Given task 1:
Answer these from the lesson on audio AI tools:
(a) Which three capabilities does the lesson cover?
(b) Which capability is described as arguably the most immediately practical for most people?
(c) Which lesson number is this out of how many, and what is its estimated reading time?
Given task 2: Pick up the lesson on audio AI tools after its final sentence and carry it forward.

Source document:
↓

Modules/Module 5/Lesson 2
Lesson 2 of 6 ~10 min read

Audio & Voice AI Tools

Lesson 5.2 — Audio and Voice AI

Microphone in a recording studio setup

Audio AI has arrived quietly but arrived significantly. The ability to transcribe speech accurately, convert text to natural-sounding voice, and clone someone's vocal identity — these were futuristic capabilities only a few years ago. Today they are available to anyone with a browser and, in many cases, a free account.

This lesson covers three distinct capabilities: transcription (turning speech into text), text-to-speech (turning text into spoken audio), and voice cloning (creating a synthetic version of a specific voice). For each, we'll cover practical tools, step-by-step guidance, and the ethical considerations that are genuinely important in this area.


Part 1: Transcription — Turning Speech into Text

Transcription is arguably the most immediately practical audio AI capability for most people. Accurate, fast, affordable transcription of meetings, interviews, lectures, podcasts, and voice memos saves enormous amounts of time.

↑

Supplied data:
↓

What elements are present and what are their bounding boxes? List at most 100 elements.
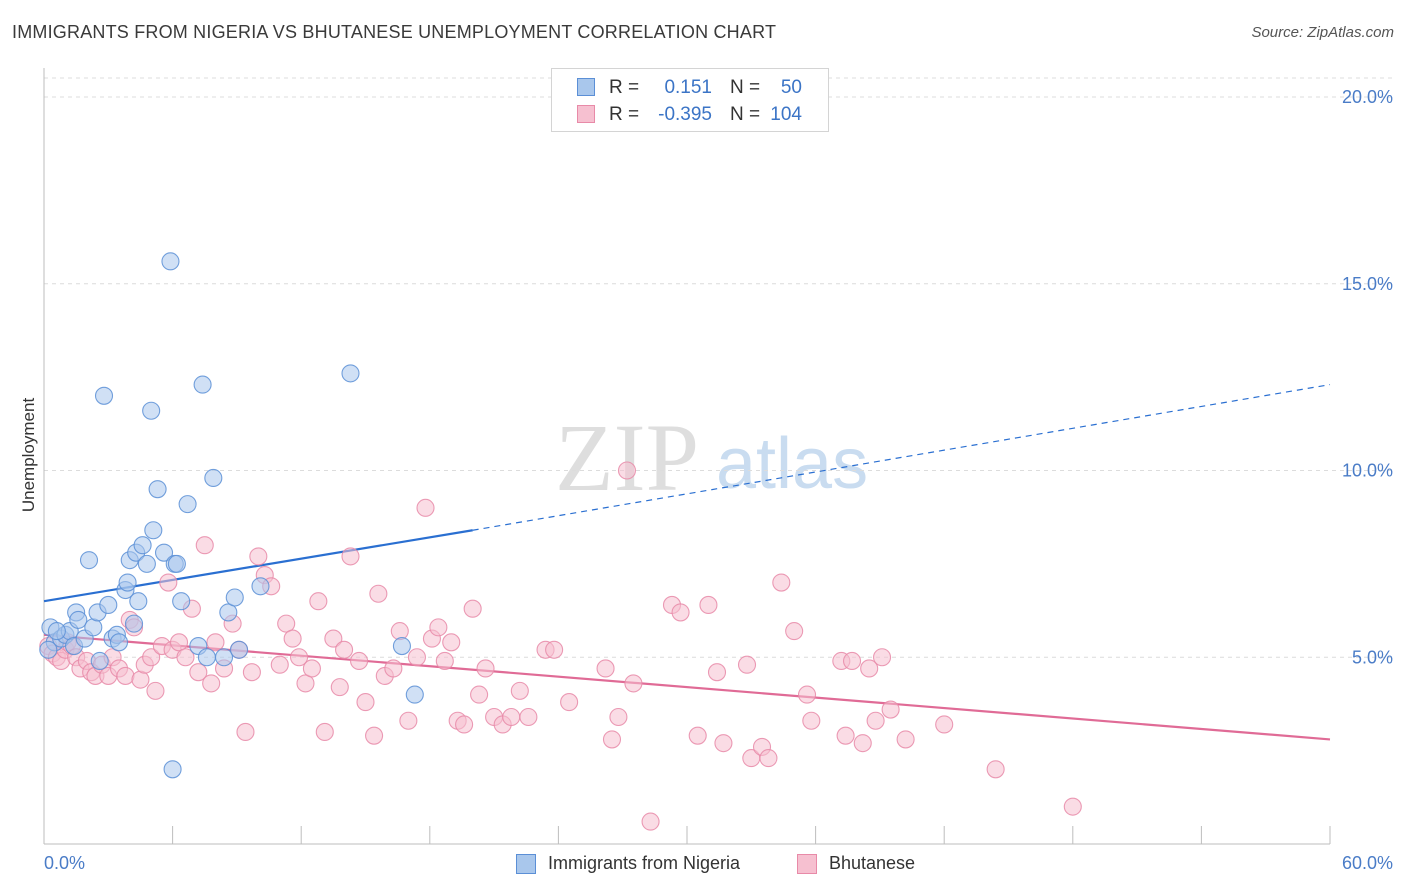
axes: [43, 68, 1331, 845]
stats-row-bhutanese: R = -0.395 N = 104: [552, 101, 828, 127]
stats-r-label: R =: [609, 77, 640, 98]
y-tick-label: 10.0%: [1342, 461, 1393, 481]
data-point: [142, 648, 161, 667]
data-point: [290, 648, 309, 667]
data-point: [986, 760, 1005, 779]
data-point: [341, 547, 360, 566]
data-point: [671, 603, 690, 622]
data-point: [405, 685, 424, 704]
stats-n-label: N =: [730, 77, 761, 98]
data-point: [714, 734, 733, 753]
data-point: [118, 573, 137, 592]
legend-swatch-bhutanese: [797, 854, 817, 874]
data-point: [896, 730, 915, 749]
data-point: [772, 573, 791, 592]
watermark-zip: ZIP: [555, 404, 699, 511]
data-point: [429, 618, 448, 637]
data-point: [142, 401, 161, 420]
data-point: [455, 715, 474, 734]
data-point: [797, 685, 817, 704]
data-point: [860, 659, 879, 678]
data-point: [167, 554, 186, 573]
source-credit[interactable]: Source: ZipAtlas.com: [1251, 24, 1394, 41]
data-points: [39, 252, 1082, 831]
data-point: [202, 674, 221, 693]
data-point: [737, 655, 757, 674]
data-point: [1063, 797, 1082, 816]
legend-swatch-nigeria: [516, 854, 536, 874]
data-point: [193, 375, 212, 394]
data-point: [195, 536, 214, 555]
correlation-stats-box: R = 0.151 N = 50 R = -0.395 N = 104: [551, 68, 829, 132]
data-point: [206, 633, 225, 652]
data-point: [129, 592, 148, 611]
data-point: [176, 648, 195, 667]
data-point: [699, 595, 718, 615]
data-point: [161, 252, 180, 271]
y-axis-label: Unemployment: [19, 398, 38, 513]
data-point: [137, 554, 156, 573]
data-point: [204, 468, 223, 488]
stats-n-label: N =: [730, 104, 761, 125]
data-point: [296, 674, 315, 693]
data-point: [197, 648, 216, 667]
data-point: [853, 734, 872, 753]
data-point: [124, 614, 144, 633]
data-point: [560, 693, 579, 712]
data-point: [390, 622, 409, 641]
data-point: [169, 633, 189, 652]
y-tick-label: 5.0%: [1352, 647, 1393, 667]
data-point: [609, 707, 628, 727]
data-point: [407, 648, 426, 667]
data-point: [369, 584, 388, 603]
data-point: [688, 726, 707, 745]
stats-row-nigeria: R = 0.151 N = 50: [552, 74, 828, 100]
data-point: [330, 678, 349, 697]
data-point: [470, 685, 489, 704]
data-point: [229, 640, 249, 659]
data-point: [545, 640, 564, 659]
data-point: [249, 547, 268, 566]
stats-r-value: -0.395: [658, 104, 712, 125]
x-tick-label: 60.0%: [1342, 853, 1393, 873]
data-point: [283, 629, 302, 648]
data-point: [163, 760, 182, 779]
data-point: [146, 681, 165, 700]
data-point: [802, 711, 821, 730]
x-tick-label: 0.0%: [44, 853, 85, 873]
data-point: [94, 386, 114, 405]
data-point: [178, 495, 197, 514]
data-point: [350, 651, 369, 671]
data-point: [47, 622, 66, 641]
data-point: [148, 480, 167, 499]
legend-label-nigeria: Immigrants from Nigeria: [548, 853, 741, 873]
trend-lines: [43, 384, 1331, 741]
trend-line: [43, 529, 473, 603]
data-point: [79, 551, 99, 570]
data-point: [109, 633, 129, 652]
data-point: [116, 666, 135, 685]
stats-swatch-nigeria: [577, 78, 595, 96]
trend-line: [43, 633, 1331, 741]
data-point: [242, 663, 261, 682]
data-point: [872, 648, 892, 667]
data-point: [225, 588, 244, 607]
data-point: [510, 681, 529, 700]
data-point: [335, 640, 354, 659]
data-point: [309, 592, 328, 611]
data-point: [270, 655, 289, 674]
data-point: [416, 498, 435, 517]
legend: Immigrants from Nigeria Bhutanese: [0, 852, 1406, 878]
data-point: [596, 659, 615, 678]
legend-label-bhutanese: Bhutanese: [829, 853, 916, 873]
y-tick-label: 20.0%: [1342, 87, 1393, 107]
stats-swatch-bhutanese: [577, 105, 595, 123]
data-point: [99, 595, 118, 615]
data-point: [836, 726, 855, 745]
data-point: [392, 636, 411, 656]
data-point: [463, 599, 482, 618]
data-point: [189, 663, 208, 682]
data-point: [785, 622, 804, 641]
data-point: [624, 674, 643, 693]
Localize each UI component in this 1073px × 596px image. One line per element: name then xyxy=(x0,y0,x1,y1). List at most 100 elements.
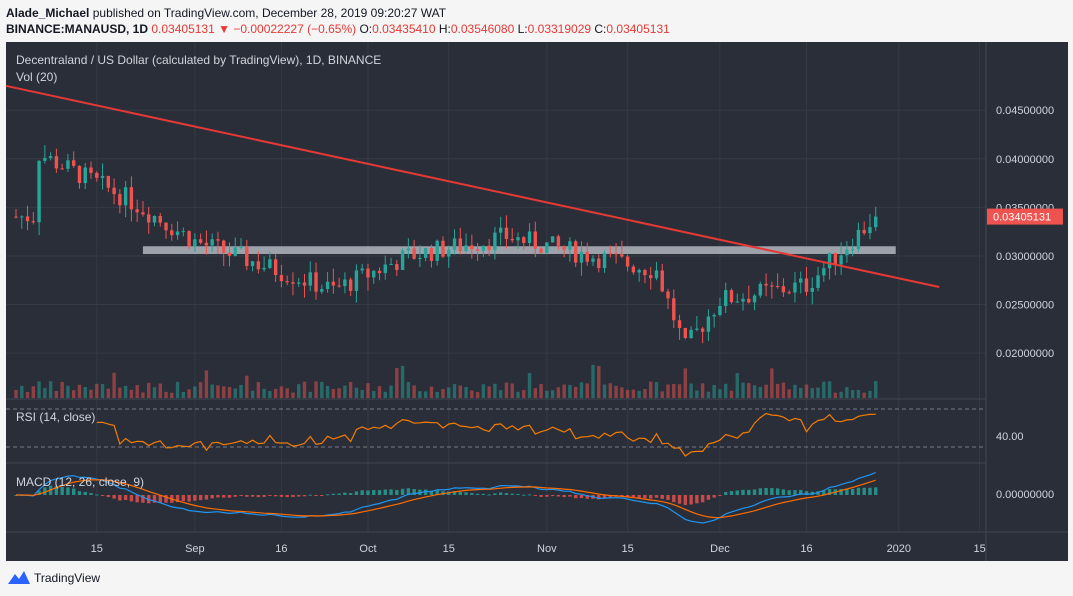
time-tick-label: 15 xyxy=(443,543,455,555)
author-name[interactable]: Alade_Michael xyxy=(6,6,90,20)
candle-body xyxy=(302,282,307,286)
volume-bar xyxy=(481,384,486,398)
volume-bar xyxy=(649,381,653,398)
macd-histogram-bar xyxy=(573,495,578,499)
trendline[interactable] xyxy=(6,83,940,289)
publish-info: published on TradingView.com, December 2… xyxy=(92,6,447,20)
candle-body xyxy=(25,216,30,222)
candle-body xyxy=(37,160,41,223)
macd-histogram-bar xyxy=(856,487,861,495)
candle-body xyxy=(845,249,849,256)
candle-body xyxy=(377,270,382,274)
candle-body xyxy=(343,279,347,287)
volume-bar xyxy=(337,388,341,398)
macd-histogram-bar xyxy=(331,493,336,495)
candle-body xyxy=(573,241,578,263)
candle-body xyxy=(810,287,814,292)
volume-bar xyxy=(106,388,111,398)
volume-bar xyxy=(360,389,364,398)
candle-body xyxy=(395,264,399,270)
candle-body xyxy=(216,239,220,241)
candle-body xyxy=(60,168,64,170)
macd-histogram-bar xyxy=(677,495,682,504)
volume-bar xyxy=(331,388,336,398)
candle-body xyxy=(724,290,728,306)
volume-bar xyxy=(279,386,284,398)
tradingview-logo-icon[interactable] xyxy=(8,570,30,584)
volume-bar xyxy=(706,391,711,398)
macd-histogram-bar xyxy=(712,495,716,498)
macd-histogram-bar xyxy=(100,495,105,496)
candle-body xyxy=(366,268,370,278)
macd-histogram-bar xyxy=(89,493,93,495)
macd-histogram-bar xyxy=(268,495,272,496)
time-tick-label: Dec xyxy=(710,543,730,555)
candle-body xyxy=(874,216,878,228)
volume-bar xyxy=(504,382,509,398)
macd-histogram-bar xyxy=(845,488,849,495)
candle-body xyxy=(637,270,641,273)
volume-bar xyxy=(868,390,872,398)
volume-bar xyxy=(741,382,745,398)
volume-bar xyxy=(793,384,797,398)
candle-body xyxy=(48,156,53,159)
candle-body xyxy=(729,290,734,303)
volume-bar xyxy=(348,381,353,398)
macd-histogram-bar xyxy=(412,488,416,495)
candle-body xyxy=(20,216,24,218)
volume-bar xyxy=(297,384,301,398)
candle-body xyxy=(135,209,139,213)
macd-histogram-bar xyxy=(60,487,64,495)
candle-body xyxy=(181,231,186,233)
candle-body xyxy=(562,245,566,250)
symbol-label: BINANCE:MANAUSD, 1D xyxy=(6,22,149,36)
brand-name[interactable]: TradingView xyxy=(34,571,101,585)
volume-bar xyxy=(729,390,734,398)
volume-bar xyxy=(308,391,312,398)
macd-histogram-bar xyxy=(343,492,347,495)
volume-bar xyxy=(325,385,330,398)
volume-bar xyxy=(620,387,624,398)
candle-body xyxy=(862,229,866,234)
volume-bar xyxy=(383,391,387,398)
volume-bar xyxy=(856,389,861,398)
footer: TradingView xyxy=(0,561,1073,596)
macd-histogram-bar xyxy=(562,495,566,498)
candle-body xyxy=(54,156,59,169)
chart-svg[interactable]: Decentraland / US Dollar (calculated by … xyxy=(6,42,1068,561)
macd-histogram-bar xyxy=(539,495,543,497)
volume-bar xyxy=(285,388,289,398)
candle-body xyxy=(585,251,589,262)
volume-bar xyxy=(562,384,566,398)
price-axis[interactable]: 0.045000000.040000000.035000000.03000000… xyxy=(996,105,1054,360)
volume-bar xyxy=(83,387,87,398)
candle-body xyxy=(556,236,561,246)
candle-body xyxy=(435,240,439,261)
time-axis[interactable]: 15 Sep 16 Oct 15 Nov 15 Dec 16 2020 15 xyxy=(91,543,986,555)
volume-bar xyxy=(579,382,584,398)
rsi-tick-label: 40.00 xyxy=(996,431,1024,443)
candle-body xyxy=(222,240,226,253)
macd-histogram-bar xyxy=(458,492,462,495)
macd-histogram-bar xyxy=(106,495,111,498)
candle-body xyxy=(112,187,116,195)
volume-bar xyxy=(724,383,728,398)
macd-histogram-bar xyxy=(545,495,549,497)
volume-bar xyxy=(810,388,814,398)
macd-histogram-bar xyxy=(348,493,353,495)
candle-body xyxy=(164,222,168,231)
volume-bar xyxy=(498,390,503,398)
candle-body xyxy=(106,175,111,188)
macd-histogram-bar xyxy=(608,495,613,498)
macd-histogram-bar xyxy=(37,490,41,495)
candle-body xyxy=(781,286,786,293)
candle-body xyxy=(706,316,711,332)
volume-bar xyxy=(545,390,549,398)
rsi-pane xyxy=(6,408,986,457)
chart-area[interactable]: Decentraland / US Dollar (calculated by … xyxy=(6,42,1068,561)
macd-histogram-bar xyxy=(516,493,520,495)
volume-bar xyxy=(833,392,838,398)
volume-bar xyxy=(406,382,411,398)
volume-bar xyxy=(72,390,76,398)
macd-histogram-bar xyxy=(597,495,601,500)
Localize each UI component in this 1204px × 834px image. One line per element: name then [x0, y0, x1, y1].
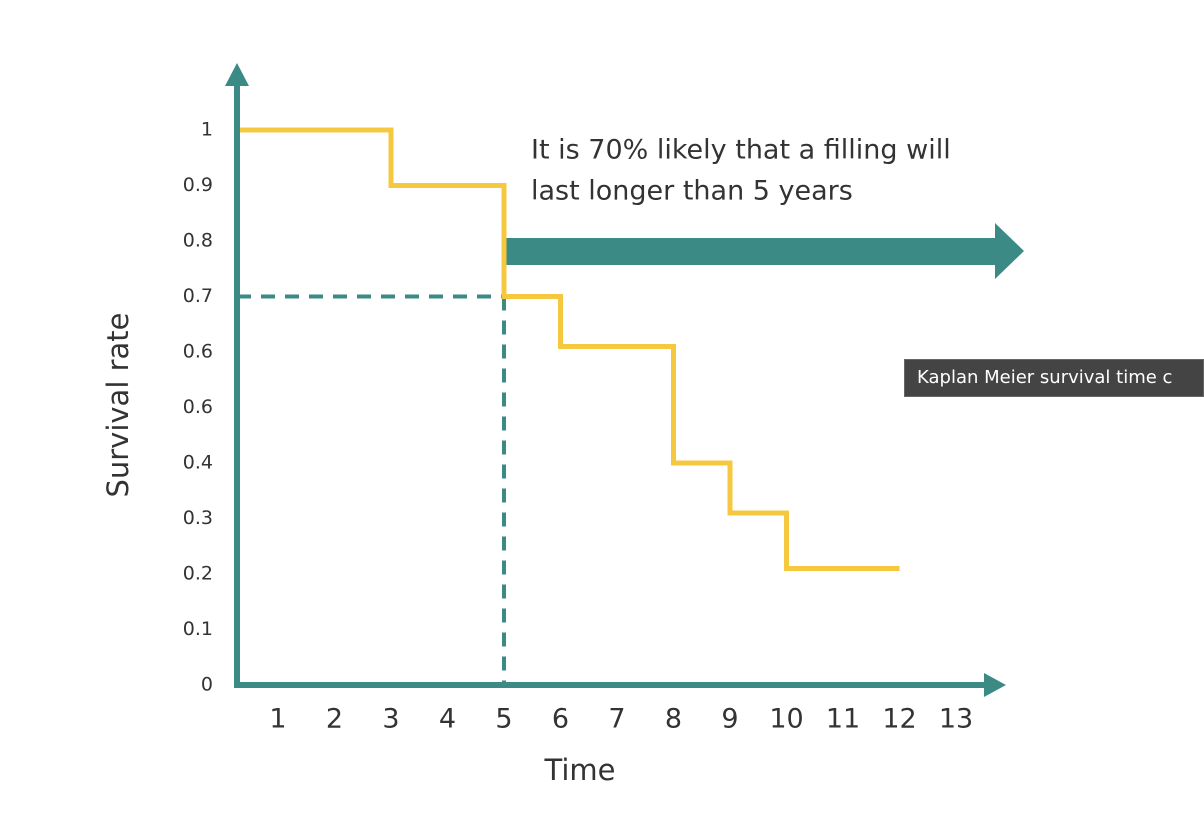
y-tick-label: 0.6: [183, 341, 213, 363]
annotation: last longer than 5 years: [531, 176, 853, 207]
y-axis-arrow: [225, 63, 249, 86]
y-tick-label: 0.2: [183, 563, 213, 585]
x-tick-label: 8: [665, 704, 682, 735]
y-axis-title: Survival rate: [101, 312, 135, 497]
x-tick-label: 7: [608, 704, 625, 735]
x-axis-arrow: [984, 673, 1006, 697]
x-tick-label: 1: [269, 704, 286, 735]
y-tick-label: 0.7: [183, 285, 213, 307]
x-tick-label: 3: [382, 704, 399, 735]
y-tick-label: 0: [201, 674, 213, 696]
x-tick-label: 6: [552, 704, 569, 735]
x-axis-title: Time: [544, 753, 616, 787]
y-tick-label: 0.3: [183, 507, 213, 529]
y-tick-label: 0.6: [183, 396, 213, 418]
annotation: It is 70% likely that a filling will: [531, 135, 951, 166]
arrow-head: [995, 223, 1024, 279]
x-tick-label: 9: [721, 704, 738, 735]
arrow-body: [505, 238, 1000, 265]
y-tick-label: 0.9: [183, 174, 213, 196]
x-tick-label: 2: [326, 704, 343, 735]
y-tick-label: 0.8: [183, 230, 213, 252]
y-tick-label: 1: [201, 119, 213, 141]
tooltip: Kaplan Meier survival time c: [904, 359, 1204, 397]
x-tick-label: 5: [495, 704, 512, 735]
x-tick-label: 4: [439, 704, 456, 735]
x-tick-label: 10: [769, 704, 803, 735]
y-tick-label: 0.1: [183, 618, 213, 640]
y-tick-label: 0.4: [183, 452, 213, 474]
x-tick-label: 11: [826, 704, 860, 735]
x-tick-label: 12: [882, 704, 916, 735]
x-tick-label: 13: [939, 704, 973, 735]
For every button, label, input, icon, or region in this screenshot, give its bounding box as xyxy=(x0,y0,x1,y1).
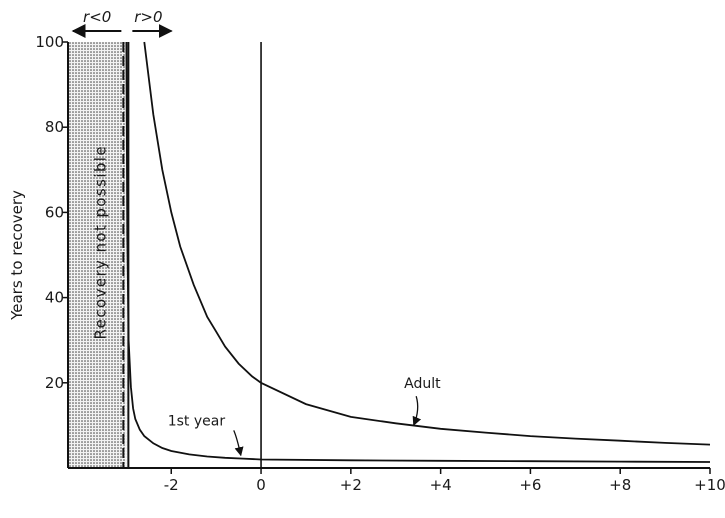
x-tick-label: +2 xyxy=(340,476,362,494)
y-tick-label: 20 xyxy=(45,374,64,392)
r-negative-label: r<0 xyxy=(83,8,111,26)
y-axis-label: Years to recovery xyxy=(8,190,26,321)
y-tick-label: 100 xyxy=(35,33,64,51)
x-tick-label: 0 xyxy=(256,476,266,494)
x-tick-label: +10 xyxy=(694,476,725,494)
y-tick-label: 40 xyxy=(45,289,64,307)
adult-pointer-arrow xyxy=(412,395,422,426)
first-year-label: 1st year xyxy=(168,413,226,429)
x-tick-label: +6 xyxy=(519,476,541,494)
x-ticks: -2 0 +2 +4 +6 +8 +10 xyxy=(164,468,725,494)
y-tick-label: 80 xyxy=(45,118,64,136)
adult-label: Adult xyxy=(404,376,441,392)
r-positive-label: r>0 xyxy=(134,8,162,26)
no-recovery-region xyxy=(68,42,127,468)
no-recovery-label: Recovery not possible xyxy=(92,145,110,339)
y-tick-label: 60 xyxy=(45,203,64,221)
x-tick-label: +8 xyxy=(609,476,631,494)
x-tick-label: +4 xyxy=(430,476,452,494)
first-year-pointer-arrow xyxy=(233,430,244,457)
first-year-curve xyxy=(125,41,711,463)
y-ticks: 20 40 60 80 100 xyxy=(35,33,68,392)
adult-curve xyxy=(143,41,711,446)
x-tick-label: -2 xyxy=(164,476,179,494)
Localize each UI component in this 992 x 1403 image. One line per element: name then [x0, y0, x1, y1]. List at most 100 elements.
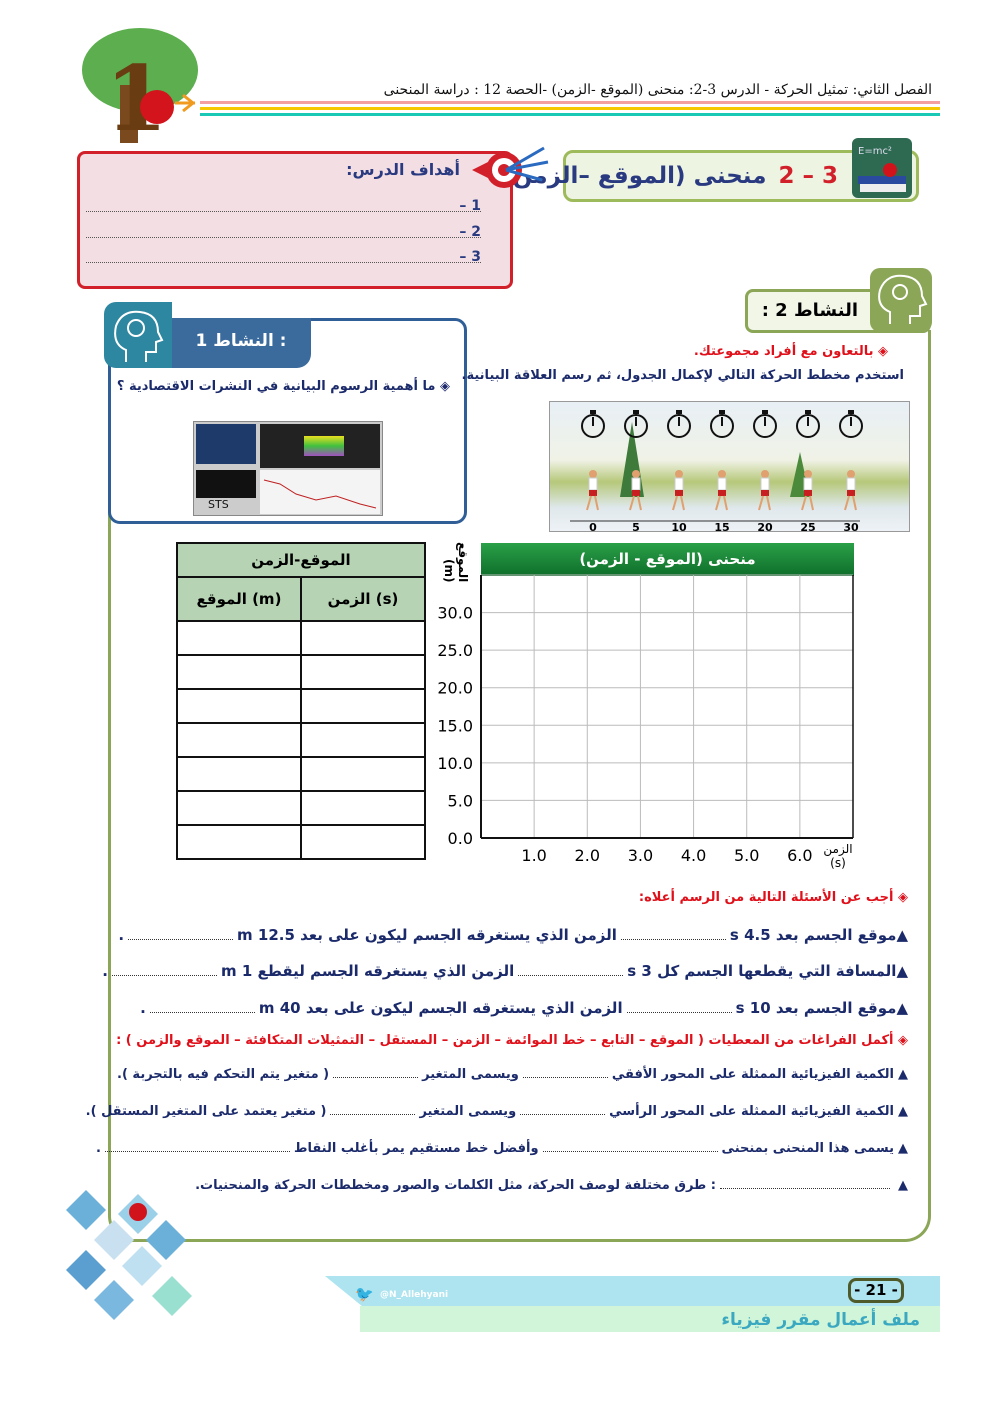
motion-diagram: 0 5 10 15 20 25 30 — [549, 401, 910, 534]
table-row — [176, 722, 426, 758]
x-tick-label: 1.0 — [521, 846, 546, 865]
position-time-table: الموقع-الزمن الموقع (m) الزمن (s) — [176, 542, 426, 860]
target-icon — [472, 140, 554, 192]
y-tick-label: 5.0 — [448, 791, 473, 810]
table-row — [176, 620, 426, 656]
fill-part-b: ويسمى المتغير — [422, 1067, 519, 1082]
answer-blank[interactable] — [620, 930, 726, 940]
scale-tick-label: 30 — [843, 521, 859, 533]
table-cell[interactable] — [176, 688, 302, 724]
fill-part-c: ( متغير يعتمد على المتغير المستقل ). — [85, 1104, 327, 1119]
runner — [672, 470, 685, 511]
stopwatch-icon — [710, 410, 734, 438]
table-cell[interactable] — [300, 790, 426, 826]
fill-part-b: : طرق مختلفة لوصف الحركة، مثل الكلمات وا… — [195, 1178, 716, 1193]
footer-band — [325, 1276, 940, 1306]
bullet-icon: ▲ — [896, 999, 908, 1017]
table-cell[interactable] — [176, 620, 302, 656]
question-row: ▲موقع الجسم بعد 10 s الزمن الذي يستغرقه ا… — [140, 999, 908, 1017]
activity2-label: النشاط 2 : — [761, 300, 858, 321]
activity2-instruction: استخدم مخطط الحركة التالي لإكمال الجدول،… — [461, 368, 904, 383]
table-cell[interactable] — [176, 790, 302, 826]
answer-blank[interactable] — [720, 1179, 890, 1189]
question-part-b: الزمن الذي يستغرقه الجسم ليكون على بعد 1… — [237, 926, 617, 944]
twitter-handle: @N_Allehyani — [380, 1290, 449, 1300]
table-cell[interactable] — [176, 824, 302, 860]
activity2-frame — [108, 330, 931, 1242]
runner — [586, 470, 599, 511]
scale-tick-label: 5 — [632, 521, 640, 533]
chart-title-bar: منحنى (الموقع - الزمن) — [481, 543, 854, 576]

↑

Answer 1:
(a) Transcription, text-to-speech, and voice cloning.
(b) Transcription.
(c) Lesson 2 of 6, with a reading time of about 10 minutes.

Answer 2:
Otter.ai: Step-by-Step Guide

Otter.ai is one of the most accessible transcription tools for beginners, with a generous free tier.

Setting up:

  1. Go to otter.ai and create a free account
  2. You can import audio files or record directly in the browser
  3. For meetings, Otter offers calendar integration — it can join Zoom, Google Meet, or Microsoft Teams calls automatically

Transcribing a recording:

  1. Click "Import" and upload your audio or video file (MP3, MP4, WAV, M4A)
  2. Otter processes the file — typically one-quarter of the audio length or faster
  3. The transcript appears with timestamps; each speaker is detected and labelled
  4. Click any word in the transcript to jump to that moment in the audio

Cleaning up the transcript:

  1. Listen back for any errors — technical terms, proper nouns, and accented speech are most likely to be wrong
  2. Click on any word to correct it
  3. Use the "Speakers" panel to name each speaker

Generating a summary:

  • Click "Summary" in the sidebar
  • Otter will generate key points, action items, and a brief overview
  • This works well for structured meetings; it works less well for casual conversations

Free tier limits: 300 minutes per month. Paid plans start at around $10/month for 1,200 minutes and add features like advanced search and team sharing.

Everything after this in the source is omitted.